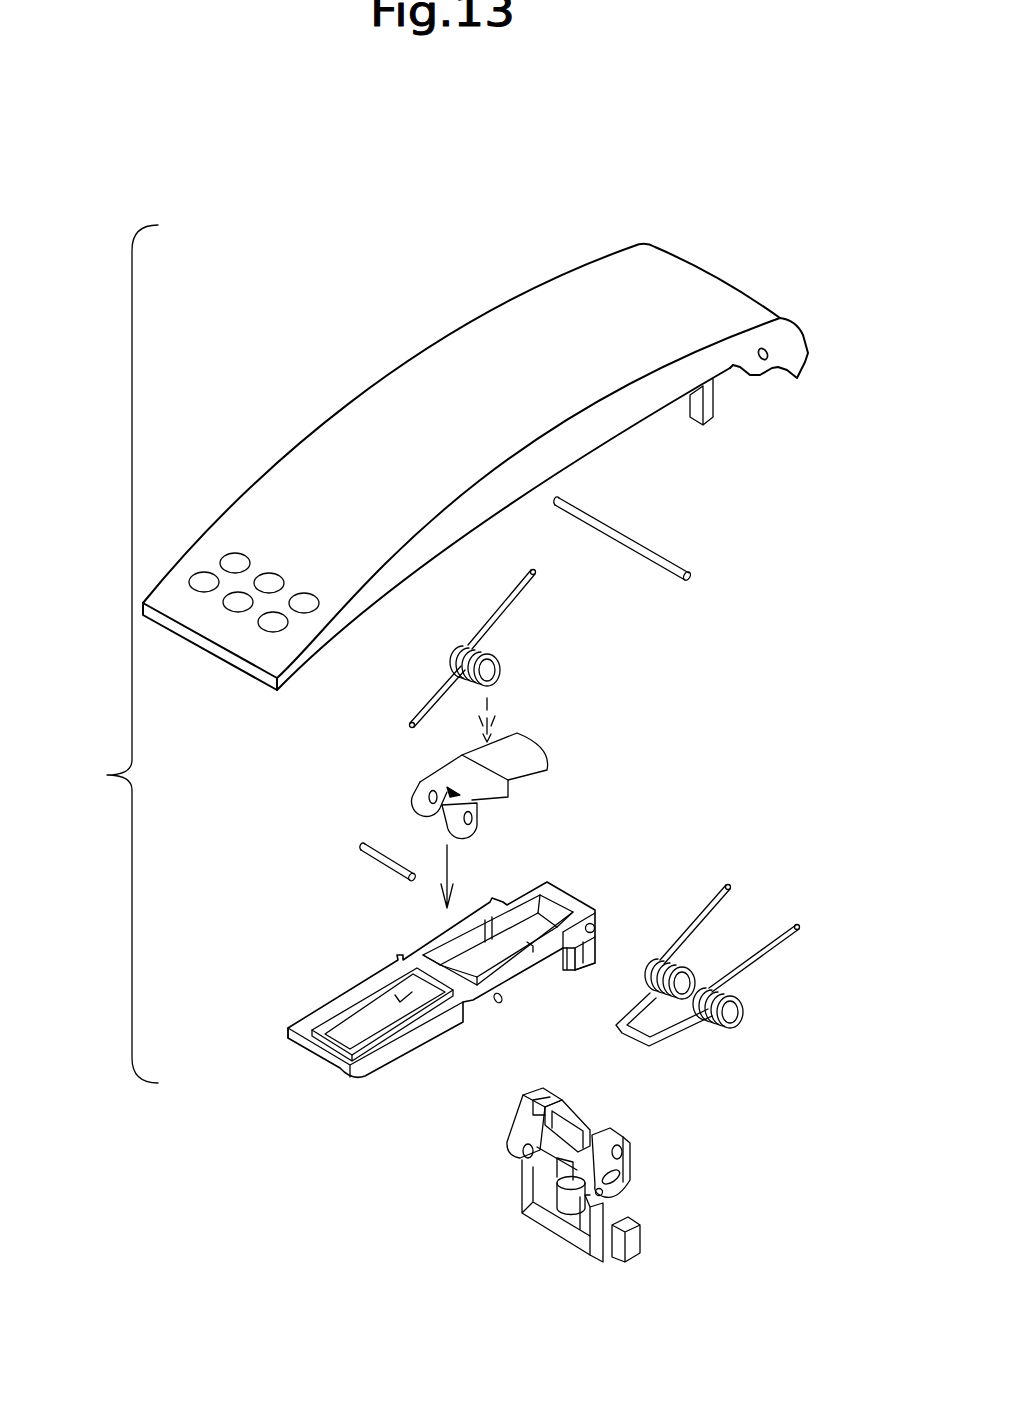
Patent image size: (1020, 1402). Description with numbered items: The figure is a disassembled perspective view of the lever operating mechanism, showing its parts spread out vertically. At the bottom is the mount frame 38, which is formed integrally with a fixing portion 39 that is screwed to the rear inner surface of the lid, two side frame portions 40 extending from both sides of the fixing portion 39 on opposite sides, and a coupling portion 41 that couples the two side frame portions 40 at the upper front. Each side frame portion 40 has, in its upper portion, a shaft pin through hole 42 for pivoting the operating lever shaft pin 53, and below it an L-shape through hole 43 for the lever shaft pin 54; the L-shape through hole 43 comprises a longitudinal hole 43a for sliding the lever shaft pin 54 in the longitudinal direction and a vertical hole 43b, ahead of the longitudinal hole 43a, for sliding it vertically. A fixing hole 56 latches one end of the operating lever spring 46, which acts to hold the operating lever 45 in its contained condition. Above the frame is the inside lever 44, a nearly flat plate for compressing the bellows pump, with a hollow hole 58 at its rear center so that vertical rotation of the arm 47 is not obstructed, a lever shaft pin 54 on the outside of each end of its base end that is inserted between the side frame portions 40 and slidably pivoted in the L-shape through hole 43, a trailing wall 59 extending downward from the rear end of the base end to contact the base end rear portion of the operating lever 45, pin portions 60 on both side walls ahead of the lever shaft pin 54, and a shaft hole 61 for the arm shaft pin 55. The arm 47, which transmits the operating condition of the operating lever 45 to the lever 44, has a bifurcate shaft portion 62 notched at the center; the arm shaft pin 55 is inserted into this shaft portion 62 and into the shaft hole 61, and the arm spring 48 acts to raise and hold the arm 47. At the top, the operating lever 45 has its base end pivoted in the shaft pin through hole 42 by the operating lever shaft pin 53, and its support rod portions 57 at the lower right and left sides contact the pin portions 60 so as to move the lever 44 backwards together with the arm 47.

The operating lever 45 is at (322, 460).
The support rod portion 57 is at (700, 400).
The operating lever shaft pin 53 is at (775, 358).
The arm spring 48 is at (452, 650).
The arm 47 is at (518, 750).
The shaft portion 62 is at (408, 783).
The arm shaft pin 55 is at (367, 872).
The hollow hole 58 is at (535, 928).
The lever shaft pin 54 is at (594, 926).
The inside lever 44 is at (323, 1013).
The operating lever spring 46 is at (737, 995).
The trailing wall 59 is at (582, 966).
The pin portion 60 is at (563, 970).
The shaft hole 61 is at (495, 1003).
The fixing hole 56 is at (565, 1140).
The coupling portion 41 is at (542, 1142).
The shaft pin through hole 42 is at (619, 1148).
The L-shape through hole 43 is at (637, 1174).
The longitudinal hole 43a is at (620, 1180).
The vertical hole 43b is at (522, 1152).
The side frame portion 40 is at (545, 1178).
The fixing portion 39 is at (558, 1218).
The mount frame 38 is at (641, 1281).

+ + + +

* **What you should do**:
Pick out each line of the listing above that contains the word "wall".

* **Written solution**:
Patent image size: (1020, 1402). Description with numbered items: The figure is a disassembled perspective view of the lever operating mechanism, showing its parts spread out vertically. At the bottom is the mount frame 38, which is formed integrally with a fixing portion 39 that is screwed to the rear inner surface of the lid, two side frame portions 40 extending from both sides of the fixing portion 39 on opposite sides, and a coupling portion 41 that couples the two side frame portions 40 at the upper front. Each side frame portion 40 has, in its upper portion, a shaft pin through hole 42 for pivoting the operating lever shaft pin 53, and below it an L-shape through hole 43 for the lever shaft pin 54; the L-shape through hole 43 comprises a longitudinal hole 43a for sliding the lever shaft pin 54 in the longitudinal direction and a vertical hole 43b, ahead of the longitudinal hole 43a, for sliding it vertically. A fixing hole 56 latches one end of the operating lever spring 46, which acts to hold the operating lever 45 in its contained condition. Above the frame is the inside lever 44, a nearly flat plate for compressing the bellows pump, with a hollow hole 58 at its rear center so that vertical rotation of the arm 47 is not obstructed, a lever shaft pin 54 on the outside of each end of its base end that is inserted between the side frame portions 40 and slidably pivoted in the L-shape through hole 43, a trailing wall 59 extending downward from the rear end of the base end to contact the base end rear portion of the operating lever 45, pin portions 60 on both side walls ahead of the lever shaft pin 54, and a shaft hole 61 for the arm shaft pin 55. The arm 47, which transmits the operating condition of the operating lever 45 to the lever 44, has a bifurcate shaft portion 62 notched at the center; the arm shaft pin 55 is inserted into this shaft portion 62 and into the shaft hole 61, and the arm spring 48 acts to raise and hold the arm 47. At the top, the operating lever 45 has its base end pivoted in the shaft pin through hole 42 by the operating lever shaft pin 53, and its support rod portions 57 at the lower right and left sides contact the pin portions 60 so as to move the lever 44 backwards together with the arm 47.
The trailing wall 59 is at (582, 966).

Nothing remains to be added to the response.